◆ Requirements
The records should be written out in full, with nothing altered.

┄┄┄┄┄┄

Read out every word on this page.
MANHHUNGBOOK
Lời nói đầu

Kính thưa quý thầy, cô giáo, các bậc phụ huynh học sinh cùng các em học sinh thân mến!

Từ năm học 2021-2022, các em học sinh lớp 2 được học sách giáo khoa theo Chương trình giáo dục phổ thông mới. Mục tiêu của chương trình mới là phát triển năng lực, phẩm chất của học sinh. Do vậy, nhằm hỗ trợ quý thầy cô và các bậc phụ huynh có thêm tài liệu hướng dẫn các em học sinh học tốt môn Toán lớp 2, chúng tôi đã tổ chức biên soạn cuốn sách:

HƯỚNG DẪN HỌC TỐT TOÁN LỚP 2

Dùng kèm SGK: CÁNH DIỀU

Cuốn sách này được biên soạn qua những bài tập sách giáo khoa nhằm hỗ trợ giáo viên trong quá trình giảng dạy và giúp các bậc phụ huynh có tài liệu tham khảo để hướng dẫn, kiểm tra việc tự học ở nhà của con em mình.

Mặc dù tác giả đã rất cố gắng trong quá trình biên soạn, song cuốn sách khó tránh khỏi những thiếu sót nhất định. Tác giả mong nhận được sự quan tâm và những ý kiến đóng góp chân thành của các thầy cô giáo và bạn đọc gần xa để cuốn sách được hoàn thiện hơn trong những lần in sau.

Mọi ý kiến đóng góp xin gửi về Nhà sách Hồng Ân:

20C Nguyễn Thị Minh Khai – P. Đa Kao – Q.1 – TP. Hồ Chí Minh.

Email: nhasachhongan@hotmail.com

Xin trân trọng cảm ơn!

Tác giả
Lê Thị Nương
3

┄┄┄┄┄┄

◆ Right answer
Read out every word on this page.
MANHHUNGBOOK
Lời nói đầu

Kính thưa quý thầy, cô giáo, các bậc phụ huynh học sinh cùng các em học sinh thân mến!

Từ năm học 2021-2022, các em học sinh lớp 2 được học sách giáo khoa theo Chương trình giáo dục phổ thông mới. Mục tiêu của chương trình mới là phát triển năng lực, phẩm chất của học sinh. Do vậy, nhằm hỗ trợ quý thầy cô và các bậc phụ huynh có thêm tài liệu hướng dẫn các em học sinh học tốt môn Toán lớp 2, chúng tôi đã tổ chức biên soạn cuốn sách:

HƯỚNG DẪN HỌC TỐT TOÁN LỚP 2

Dùng kèm SGK: CÁNH DIỀU

Cuốn sách này được biên soạn qua những bài tập sách giáo khoa nhằm hỗ trợ giáo viên trong quá trình giảng dạy và giúp các bậc phụ huynh có tài liệu tham khảo để hướng dẫn, kiểm tra việc tự học ở nhà của con em mình.

Mặc dù tác giả đã rất cố gắng trong quá trình biên soạn, song cuốn sách khó tránh khỏi những thiếu sót nhất định. Tác giả mong nhận được sự quan tâm và những ý kiến đóng góp chân thành của các thầy cô giáo và bạn đọc gần xa để cuốn sách được hoàn thiện hơn trong những lần in sau.

Mọi ý kiến đóng góp xin gửi về Nhà sách Hồng Ân:

20C Nguyễn Thị Minh Khai – P. Đa Kao – Q.1 – TP. Hồ Chí Minh.

Email: nhasachhongan@hotmail.com

Xin trân trọng cảm ơn!

Tác giả
Lê Thị Nương
3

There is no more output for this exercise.